■ **Data to process**

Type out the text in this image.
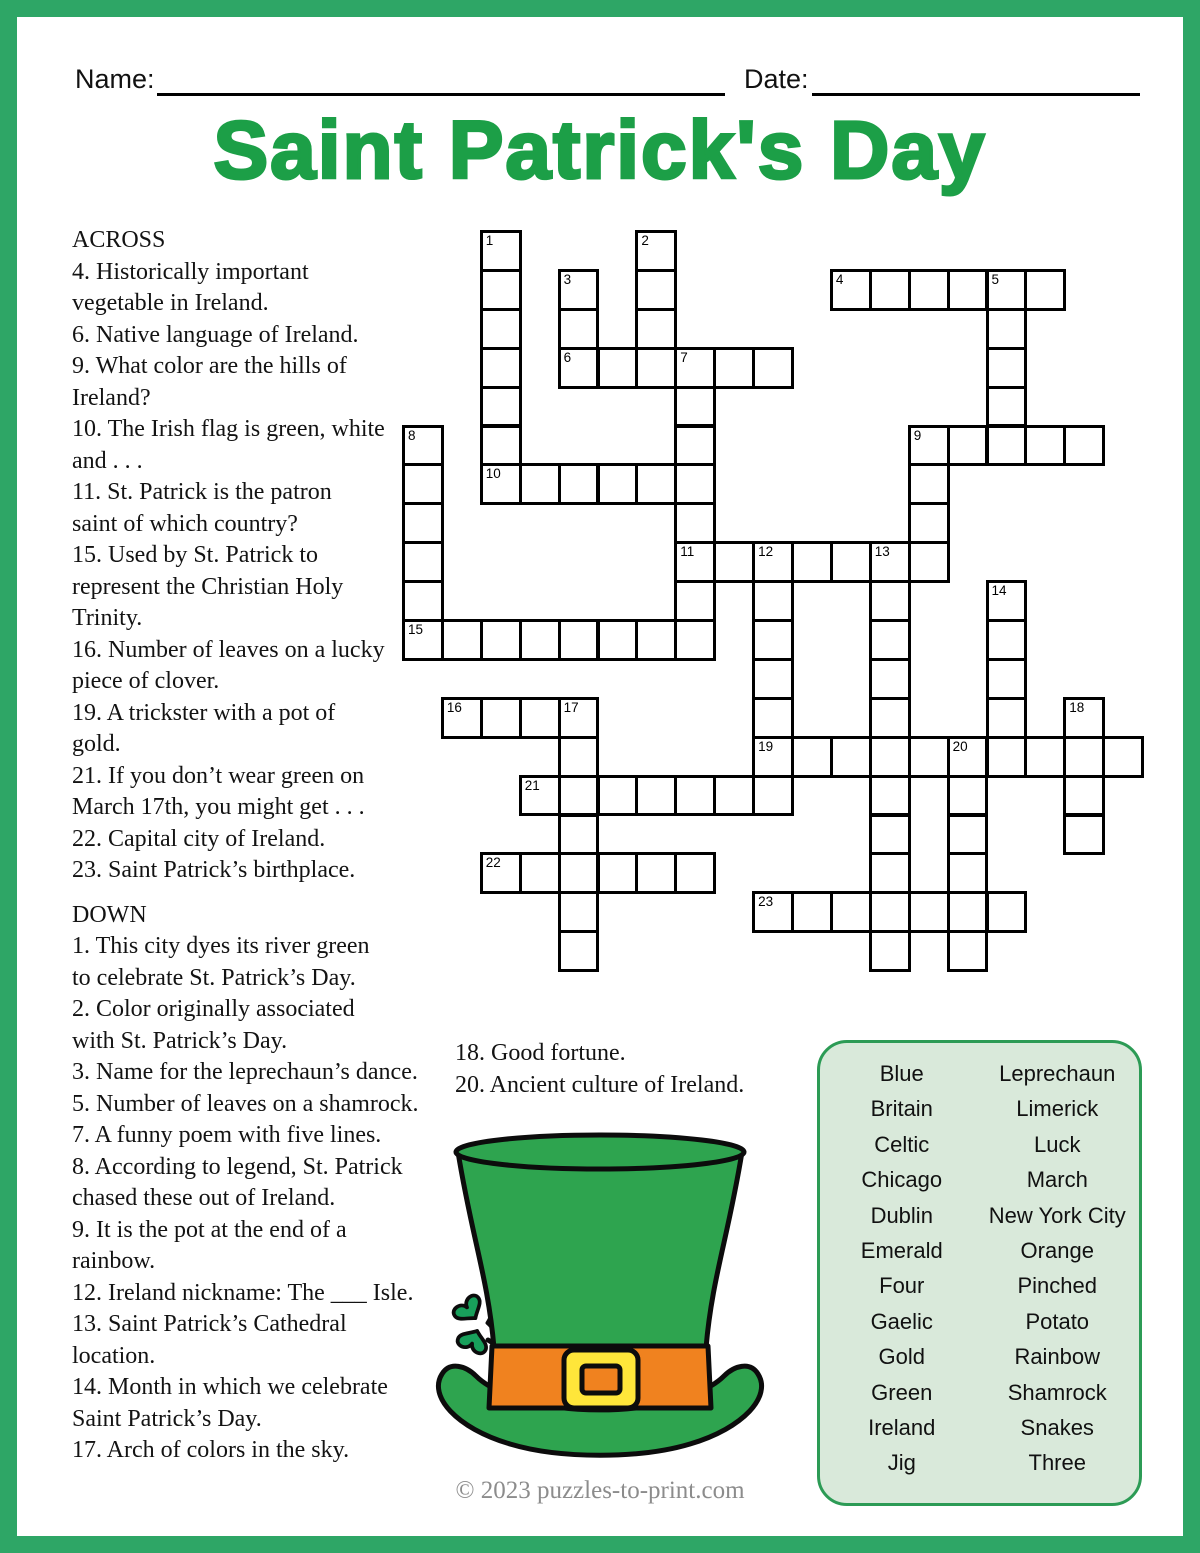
Name:	Date:
Saint Patrick's Day
ACROSS
4. Historically important
vegetable in Ireland.
6. Native language of Ireland.
9. What color are the hills of
Ireland?
10. The Irish flag is green, white
and . . .
11. St. Patrick is the patron
saint of which country?
15. Used by St. Patrick to
represent the Christian Holy
Trinity.
16. Number of leaves on a lucky
piece of clover.
19. A trickster with a pot of
gold.
21. If you don’t wear green on
March 17th, you might get . . .
22. Capital city of Ireland.
23. Saint Patrick’s birthplace.
DOWN
1. This city dyes its river green
to celebrate St. Patrick’s Day.
2. Color originally associated
with St. Patrick’s Day.
3. Name for the leprechaun’s dance.
5. Number of leaves on a shamrock.
7. A funny poem with five lines.
8. According to legend, St. Patrick
chased these out of Ireland.
9. It is the pot at the end of a
rainbow.
12. Ireland nickname: The ___ Isle.
13. Saint Patrick’s Cathedral
location.
14. Month in which we celebrate
Saint Patrick’s Day.
17. Arch of colors in the sky.
18. Good fortune.
20. Ancient culture of Ireland.
4	5
6	7
9
10
11	12	13
15
16	17
19	20
21
22
23
1	2
3
8
14
18
Blue
Britain
Celtic
Chicago
Dublin
Emerald
Four
Gaelic
Gold
Green
Ireland
Jig
Leprechaun
Limerick
Luck
March
New York City
Orange
Pinched
Potato
Rainbow
Shamrock
Snakes
Three
© 2023 puzzles-to-print.com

■ **Work to do**
Ignore the images and quote every line of the listing exactly.

■ **Response**
Type out the text in this image.
Name:	Date:
Saint Patrick's Day
ACROSS
4. Historically important
vegetable in Ireland.
6. Native language of Ireland.
9. What color are the hills of
Ireland?
10. The Irish flag is green, white
and . . .
11. St. Patrick is the patron
saint of which country?
15. Used by St. Patrick to
represent the Christian Holy
Trinity.
16. Number of leaves on a lucky
piece of clover.
19. A trickster with a pot of
gold.
21. If you don’t wear green on
March 17th, you might get . . .
22. Capital city of Ireland.
23. Saint Patrick’s birthplace.
DOWN
1. This city dyes its river green
to celebrate St. Patrick’s Day.
2. Color originally associated
with St. Patrick’s Day.
3. Name for the leprechaun’s dance.
5. Number of leaves on a shamrock.
7. A funny poem with five lines.
8. According to legend, St. Patrick
chased these out of Ireland.
9. It is the pot at the end of a
rainbow.
12. Ireland nickname: The ___ Isle.
13. Saint Patrick’s Cathedral
location.
14. Month in which we celebrate
Saint Patrick’s Day.
17. Arch of colors in the sky.
18. Good fortune.
20. Ancient culture of Ireland.
4	5
6	7
9
10
11	12	13
15
16	17
19	20
21
22
23
1	2
3
8
14
18
Blue
Britain
Celtic
Chicago
Dublin
Emerald
Four
Gaelic
Gold
Green
Ireland
Jig
Leprechaun
Limerick
Luck
March
New York City
Orange
Pinched
Potato
Rainbow
Shamrock
Snakes
Three
© 2023 puzzles-to-print.com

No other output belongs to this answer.